## Task statement
Sort through the data and copy the lines holding the word "Premium".

## Records to process
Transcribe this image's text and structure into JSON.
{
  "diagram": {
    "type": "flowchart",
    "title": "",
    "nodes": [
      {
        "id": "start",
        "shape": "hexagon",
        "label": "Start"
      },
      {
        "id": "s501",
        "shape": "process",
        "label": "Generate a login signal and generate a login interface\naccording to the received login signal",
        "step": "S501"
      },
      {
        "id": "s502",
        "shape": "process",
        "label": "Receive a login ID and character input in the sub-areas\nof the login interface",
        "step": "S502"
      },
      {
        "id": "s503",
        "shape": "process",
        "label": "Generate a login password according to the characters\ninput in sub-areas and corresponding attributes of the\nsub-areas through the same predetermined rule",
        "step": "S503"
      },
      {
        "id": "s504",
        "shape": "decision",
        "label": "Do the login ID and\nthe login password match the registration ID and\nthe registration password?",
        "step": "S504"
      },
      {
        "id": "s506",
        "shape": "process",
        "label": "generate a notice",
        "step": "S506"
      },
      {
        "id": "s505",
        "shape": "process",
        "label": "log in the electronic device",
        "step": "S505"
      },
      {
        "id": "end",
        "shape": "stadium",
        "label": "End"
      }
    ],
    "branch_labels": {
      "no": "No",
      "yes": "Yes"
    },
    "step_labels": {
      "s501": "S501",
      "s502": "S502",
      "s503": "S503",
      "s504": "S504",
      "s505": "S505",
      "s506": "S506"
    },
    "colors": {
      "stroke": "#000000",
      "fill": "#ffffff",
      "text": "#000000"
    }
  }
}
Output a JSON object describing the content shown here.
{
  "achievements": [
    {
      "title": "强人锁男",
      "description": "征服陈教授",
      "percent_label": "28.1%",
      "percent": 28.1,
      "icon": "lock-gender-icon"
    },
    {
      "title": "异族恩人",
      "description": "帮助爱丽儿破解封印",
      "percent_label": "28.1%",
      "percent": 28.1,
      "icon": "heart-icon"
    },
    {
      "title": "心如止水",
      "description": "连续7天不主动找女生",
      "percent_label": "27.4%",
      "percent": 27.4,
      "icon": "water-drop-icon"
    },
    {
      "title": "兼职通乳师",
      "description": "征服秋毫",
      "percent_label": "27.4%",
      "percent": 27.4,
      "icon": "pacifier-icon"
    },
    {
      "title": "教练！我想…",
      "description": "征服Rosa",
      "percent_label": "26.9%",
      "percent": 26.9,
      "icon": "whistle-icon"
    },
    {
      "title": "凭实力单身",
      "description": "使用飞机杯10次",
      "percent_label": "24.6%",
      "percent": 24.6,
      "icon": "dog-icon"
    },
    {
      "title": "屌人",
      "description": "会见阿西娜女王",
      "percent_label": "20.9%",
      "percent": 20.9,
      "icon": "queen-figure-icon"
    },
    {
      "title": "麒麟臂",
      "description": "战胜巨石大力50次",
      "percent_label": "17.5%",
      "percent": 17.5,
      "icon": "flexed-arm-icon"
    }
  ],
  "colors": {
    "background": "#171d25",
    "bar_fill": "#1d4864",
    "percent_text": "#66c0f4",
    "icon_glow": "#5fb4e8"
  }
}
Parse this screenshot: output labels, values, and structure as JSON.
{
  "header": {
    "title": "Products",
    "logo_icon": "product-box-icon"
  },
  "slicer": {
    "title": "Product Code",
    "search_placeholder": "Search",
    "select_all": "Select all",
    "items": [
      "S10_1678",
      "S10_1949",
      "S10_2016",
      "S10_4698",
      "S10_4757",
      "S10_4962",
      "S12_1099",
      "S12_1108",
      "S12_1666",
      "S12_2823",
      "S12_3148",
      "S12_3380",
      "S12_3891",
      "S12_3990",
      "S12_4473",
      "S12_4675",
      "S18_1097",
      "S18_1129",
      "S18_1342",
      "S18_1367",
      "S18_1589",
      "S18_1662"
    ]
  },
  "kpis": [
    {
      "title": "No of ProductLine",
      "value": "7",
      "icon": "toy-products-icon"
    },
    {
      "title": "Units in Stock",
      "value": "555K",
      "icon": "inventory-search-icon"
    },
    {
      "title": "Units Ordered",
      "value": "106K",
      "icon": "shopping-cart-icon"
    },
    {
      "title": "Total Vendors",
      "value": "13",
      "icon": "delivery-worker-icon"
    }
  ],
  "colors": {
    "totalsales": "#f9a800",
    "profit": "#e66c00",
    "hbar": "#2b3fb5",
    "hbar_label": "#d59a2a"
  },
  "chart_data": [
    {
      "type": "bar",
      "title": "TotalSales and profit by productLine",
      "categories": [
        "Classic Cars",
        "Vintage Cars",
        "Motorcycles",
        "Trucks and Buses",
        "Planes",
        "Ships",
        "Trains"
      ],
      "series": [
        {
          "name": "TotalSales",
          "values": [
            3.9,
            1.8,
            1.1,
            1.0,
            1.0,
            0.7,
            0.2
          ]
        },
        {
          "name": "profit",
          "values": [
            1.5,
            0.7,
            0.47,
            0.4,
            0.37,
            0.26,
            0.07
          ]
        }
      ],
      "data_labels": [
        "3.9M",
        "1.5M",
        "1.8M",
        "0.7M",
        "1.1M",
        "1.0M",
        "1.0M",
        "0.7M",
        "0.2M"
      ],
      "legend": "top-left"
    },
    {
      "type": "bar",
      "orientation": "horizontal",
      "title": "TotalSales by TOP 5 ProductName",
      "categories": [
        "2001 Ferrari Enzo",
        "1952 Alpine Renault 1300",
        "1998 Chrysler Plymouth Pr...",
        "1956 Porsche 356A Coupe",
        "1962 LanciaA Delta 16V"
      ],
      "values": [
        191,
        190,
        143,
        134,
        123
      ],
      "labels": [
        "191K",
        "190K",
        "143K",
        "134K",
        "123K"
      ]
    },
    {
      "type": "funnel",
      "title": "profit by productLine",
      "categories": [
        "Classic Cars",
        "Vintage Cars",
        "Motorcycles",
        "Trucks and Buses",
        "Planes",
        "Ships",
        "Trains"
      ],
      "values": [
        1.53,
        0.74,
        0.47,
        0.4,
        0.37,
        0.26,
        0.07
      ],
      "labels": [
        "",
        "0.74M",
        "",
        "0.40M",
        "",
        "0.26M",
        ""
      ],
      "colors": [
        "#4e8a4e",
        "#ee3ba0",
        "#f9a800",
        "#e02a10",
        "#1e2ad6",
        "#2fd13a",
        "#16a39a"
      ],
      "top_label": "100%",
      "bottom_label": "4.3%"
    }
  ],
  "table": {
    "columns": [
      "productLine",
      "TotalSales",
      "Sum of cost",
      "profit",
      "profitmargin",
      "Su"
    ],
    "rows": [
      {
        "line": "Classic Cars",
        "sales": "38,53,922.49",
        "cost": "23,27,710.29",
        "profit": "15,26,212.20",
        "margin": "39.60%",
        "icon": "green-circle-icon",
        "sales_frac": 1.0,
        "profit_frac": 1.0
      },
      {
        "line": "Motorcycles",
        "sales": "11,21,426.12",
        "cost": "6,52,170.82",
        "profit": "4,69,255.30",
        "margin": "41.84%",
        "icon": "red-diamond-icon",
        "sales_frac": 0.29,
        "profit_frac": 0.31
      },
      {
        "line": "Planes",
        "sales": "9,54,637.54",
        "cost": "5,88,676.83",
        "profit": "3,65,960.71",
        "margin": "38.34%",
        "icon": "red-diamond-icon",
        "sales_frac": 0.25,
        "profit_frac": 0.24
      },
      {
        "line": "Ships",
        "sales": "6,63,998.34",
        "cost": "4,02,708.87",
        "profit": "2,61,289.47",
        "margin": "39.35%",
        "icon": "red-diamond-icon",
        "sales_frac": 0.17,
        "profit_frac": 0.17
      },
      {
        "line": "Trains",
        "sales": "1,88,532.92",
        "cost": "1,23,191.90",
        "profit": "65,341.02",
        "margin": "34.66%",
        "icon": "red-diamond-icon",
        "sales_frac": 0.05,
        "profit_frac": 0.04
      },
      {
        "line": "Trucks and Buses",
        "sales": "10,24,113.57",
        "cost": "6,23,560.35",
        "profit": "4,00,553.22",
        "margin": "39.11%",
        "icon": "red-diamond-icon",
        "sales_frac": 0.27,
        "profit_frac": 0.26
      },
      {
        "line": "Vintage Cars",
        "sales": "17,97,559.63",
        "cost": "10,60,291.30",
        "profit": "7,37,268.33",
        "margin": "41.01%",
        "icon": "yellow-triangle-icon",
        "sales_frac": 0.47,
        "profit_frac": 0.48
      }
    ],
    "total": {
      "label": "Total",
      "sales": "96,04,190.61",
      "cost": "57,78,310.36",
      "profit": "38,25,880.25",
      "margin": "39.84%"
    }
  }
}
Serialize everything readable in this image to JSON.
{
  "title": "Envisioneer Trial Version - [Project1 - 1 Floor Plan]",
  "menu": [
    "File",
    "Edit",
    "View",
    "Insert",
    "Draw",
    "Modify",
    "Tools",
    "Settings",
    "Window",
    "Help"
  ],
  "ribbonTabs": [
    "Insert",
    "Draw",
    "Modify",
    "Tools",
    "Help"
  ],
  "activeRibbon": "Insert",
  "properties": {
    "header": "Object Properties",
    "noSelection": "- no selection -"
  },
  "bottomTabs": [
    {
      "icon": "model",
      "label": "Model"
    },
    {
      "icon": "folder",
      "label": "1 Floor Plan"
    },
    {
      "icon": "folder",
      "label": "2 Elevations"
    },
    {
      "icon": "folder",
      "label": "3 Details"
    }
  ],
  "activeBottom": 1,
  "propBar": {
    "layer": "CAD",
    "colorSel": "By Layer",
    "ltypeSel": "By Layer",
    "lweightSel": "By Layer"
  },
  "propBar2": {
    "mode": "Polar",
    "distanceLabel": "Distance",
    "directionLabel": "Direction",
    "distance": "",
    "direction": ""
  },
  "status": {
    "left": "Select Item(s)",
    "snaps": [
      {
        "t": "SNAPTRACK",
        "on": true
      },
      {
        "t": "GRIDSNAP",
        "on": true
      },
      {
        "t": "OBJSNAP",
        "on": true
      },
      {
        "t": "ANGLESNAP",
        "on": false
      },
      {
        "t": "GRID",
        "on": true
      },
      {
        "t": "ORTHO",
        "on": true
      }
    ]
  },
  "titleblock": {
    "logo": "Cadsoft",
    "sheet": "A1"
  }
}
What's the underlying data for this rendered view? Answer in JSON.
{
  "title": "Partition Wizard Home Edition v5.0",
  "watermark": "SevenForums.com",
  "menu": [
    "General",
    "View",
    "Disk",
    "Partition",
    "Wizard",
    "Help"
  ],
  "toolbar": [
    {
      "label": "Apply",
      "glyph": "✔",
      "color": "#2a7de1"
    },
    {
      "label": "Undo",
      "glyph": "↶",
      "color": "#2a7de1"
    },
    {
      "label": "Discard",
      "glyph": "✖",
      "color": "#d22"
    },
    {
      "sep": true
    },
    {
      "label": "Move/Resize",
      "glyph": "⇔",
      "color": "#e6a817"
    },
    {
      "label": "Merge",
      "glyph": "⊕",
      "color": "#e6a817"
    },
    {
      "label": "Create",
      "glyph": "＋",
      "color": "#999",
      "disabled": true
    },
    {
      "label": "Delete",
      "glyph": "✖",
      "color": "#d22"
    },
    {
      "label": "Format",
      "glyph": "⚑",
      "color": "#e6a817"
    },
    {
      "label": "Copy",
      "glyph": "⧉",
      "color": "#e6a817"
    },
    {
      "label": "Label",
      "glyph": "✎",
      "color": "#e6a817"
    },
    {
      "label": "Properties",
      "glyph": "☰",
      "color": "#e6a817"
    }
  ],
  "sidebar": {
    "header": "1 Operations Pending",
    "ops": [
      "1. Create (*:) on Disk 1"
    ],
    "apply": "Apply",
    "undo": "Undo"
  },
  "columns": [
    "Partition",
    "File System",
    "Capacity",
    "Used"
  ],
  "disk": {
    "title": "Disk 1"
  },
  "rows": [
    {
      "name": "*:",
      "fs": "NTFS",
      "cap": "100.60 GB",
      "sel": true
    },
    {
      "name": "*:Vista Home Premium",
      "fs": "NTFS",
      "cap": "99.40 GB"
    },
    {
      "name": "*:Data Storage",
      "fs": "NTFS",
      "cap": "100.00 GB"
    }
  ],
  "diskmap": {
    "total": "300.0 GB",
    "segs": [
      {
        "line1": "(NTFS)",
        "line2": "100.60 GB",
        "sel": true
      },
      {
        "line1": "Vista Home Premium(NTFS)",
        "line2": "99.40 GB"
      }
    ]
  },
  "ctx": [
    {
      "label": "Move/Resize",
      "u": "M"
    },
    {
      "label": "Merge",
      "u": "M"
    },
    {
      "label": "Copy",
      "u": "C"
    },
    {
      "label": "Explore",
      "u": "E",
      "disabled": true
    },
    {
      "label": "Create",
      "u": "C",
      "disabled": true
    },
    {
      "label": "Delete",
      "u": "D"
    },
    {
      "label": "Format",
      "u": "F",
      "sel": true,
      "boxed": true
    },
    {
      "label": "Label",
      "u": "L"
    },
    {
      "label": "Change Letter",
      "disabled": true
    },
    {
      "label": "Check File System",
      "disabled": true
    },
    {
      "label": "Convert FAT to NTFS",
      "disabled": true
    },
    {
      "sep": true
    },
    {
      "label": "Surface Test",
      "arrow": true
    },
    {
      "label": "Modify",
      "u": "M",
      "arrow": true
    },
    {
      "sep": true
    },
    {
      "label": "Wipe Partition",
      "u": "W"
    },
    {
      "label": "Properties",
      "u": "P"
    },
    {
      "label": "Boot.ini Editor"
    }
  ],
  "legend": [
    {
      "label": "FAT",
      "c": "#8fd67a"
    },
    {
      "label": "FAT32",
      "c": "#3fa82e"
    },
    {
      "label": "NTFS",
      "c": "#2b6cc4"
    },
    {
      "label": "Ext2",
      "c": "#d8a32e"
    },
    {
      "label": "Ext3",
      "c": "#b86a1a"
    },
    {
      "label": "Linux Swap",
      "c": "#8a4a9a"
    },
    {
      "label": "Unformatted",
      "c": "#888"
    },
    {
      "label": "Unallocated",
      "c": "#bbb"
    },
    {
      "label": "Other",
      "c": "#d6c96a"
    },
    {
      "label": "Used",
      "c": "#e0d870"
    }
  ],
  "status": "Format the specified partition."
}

## Answer to this task
      "name": "*:Vista Home Premium",
        "line1": "Vista Home Premium(NTFS)",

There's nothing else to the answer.